Write out the lines from the line containing "OCR this image." through the final line of the listing below, exactly, omitting every other line.
----- WORKING DATA -----
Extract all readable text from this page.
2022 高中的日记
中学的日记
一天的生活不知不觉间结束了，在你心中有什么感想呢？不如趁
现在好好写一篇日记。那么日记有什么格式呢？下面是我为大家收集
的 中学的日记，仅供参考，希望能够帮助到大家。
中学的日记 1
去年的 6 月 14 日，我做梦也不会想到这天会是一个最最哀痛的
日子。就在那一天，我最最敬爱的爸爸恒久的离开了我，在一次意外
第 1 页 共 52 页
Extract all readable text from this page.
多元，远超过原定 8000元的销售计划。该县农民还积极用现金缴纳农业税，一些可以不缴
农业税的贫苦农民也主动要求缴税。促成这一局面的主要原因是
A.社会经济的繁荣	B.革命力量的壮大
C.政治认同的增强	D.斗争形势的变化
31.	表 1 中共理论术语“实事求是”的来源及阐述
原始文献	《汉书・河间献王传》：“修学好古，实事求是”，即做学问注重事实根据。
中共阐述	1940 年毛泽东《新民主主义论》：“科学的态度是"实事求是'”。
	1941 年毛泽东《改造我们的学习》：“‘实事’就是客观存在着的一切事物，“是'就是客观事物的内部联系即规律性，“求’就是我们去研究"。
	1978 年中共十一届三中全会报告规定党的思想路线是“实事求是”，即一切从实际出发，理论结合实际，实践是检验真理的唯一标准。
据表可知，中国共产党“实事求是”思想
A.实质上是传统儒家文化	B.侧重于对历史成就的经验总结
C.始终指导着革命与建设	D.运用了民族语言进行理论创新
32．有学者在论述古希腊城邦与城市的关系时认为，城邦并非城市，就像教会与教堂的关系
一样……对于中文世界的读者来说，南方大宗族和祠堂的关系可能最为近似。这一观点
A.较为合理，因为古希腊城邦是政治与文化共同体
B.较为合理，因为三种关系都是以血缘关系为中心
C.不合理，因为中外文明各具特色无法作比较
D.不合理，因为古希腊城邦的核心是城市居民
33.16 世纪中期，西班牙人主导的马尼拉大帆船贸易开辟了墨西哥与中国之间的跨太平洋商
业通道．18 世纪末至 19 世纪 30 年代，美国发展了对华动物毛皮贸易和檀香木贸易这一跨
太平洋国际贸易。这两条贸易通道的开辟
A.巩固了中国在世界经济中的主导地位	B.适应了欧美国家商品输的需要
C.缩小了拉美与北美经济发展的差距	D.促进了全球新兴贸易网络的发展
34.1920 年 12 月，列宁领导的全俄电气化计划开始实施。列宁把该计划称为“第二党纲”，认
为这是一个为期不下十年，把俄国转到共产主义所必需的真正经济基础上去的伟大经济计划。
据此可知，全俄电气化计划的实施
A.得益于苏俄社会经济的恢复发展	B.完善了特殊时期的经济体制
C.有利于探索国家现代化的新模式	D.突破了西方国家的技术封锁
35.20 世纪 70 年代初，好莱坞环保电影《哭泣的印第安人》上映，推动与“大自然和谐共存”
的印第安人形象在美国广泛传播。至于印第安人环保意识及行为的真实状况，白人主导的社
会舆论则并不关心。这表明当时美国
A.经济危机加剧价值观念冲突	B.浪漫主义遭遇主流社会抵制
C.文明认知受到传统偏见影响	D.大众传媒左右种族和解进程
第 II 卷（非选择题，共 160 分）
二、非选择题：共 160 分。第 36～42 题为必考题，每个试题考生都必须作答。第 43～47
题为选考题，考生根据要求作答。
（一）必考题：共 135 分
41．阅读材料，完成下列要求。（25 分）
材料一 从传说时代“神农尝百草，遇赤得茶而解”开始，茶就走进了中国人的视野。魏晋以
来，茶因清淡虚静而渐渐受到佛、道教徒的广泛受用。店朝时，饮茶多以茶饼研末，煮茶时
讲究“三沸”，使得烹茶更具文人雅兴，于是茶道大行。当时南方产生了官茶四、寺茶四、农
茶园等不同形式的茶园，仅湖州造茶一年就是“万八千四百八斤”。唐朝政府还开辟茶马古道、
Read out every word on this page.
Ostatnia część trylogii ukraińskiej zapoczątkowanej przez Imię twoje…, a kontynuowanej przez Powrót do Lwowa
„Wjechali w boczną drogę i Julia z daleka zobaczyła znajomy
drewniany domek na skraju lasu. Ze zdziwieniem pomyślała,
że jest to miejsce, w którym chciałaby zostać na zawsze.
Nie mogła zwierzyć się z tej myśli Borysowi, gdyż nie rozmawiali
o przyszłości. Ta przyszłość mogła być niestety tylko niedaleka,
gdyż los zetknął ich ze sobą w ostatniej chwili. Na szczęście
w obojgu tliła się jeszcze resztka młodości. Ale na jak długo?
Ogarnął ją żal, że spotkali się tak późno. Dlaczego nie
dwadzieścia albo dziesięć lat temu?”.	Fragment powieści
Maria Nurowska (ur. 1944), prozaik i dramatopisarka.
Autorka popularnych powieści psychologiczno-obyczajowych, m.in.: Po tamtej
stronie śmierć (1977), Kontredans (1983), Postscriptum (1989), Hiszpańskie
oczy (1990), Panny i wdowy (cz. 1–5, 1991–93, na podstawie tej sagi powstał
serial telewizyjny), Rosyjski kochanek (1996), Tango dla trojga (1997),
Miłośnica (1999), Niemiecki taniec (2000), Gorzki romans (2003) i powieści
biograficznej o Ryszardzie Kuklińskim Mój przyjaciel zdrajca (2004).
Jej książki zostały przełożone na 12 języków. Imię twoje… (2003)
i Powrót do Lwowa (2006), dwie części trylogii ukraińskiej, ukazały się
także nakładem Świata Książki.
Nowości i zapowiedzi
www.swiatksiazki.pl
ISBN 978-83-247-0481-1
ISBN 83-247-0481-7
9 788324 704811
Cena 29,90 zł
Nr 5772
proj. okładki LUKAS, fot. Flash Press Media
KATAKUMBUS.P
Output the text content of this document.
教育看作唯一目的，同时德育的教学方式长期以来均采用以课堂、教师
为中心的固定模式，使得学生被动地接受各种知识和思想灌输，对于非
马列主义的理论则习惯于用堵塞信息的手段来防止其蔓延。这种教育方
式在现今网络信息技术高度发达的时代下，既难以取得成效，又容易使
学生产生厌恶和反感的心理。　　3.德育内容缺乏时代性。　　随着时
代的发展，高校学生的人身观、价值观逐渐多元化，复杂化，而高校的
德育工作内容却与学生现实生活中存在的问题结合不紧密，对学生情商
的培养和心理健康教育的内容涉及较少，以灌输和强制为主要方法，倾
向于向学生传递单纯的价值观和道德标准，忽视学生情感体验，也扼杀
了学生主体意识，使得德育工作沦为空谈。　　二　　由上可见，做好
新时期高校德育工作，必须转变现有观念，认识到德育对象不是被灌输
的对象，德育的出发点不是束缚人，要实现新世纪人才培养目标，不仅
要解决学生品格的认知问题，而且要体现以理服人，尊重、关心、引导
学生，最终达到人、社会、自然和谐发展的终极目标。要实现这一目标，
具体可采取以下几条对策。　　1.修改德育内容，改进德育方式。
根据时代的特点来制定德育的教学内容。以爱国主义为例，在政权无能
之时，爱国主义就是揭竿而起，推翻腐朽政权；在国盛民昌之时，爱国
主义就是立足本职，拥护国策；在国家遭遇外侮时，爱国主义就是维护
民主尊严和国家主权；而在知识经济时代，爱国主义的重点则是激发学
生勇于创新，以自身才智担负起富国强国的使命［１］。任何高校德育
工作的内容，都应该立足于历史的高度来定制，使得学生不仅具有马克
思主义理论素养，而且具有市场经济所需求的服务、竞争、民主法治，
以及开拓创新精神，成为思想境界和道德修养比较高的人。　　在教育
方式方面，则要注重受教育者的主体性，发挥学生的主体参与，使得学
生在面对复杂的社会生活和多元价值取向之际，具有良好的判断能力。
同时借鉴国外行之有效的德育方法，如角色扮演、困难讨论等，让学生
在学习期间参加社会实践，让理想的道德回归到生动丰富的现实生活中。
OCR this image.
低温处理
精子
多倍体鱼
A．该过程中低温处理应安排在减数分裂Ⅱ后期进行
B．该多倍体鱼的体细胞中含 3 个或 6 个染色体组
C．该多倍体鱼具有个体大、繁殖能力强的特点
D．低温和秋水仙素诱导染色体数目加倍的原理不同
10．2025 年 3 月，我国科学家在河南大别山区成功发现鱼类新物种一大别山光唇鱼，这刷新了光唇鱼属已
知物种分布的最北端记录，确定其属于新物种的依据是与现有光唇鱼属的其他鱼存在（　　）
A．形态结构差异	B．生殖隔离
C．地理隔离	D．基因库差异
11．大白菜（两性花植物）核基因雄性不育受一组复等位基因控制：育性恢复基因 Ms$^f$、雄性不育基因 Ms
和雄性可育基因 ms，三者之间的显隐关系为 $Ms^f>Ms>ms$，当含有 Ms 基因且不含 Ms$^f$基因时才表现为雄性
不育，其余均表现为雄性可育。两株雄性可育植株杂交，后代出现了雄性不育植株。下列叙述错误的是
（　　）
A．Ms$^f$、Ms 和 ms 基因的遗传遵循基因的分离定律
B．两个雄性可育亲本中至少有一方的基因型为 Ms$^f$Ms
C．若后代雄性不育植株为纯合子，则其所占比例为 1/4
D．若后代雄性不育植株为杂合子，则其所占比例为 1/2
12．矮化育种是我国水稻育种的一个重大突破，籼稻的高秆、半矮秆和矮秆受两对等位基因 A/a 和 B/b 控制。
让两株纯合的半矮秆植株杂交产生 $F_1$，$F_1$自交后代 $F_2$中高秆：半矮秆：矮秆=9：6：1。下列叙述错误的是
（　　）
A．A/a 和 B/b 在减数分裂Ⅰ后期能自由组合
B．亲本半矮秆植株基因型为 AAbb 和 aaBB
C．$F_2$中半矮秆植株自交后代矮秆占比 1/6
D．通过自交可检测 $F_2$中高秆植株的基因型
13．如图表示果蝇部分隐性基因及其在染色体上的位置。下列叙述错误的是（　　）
-----
__RESULT__
OCR this image.
低温处理
精子
多倍体鱼
A．该过程中低温处理应安排在减数分裂Ⅱ后期进行
B．该多倍体鱼的体细胞中含 3 个或 6 个染色体组
C．该多倍体鱼具有个体大、繁殖能力强的特点
D．低温和秋水仙素诱导染色体数目加倍的原理不同
10．2025 年 3 月，我国科学家在河南大别山区成功发现鱼类新物种一大别山光唇鱼，这刷新了光唇鱼属已
知物种分布的最北端记录，确定其属于新物种的依据是与现有光唇鱼属的其他鱼存在（　　）
A．形态结构差异	B．生殖隔离
C．地理隔离	D．基因库差异
11．大白菜（两性花植物）核基因雄性不育受一组复等位基因控制：育性恢复基因 Ms$^f$、雄性不育基因 Ms
和雄性可育基因 ms，三者之间的显隐关系为 $Ms^f>Ms>ms$，当含有 Ms 基因且不含 Ms$^f$基因时才表现为雄性
不育，其余均表现为雄性可育。两株雄性可育植株杂交，后代出现了雄性不育植株。下列叙述错误的是
（　　）
A．Ms$^f$、Ms 和 ms 基因的遗传遵循基因的分离定律
B．两个雄性可育亲本中至少有一方的基因型为 Ms$^f$Ms
C．若后代雄性不育植株为纯合子，则其所占比例为 1/4
D．若后代雄性不育植株为杂合子，则其所占比例为 1/2
12．矮化育种是我国水稻育种的一个重大突破，籼稻的高秆、半矮秆和矮秆受两对等位基因 A/a 和 B/b 控制。
让两株纯合的半矮秆植株杂交产生 $F_1$，$F_1$自交后代 $F_2$中高秆：半矮秆：矮秆=9：6：1。下列叙述错误的是
（　　）
A．A/a 和 B/b 在减数分裂Ⅰ后期能自由组合
B．亲本半矮秆植株基因型为 AAbb 和 aaBB
C．$F_2$中半矮秆植株自交后代矮秆占比 1/6
D．通过自交可检测 $F_2$中高秆植株的基因型
13．如图表示果蝇部分隐性基因及其在染色体上的位置。下列叙述错误的是（　　）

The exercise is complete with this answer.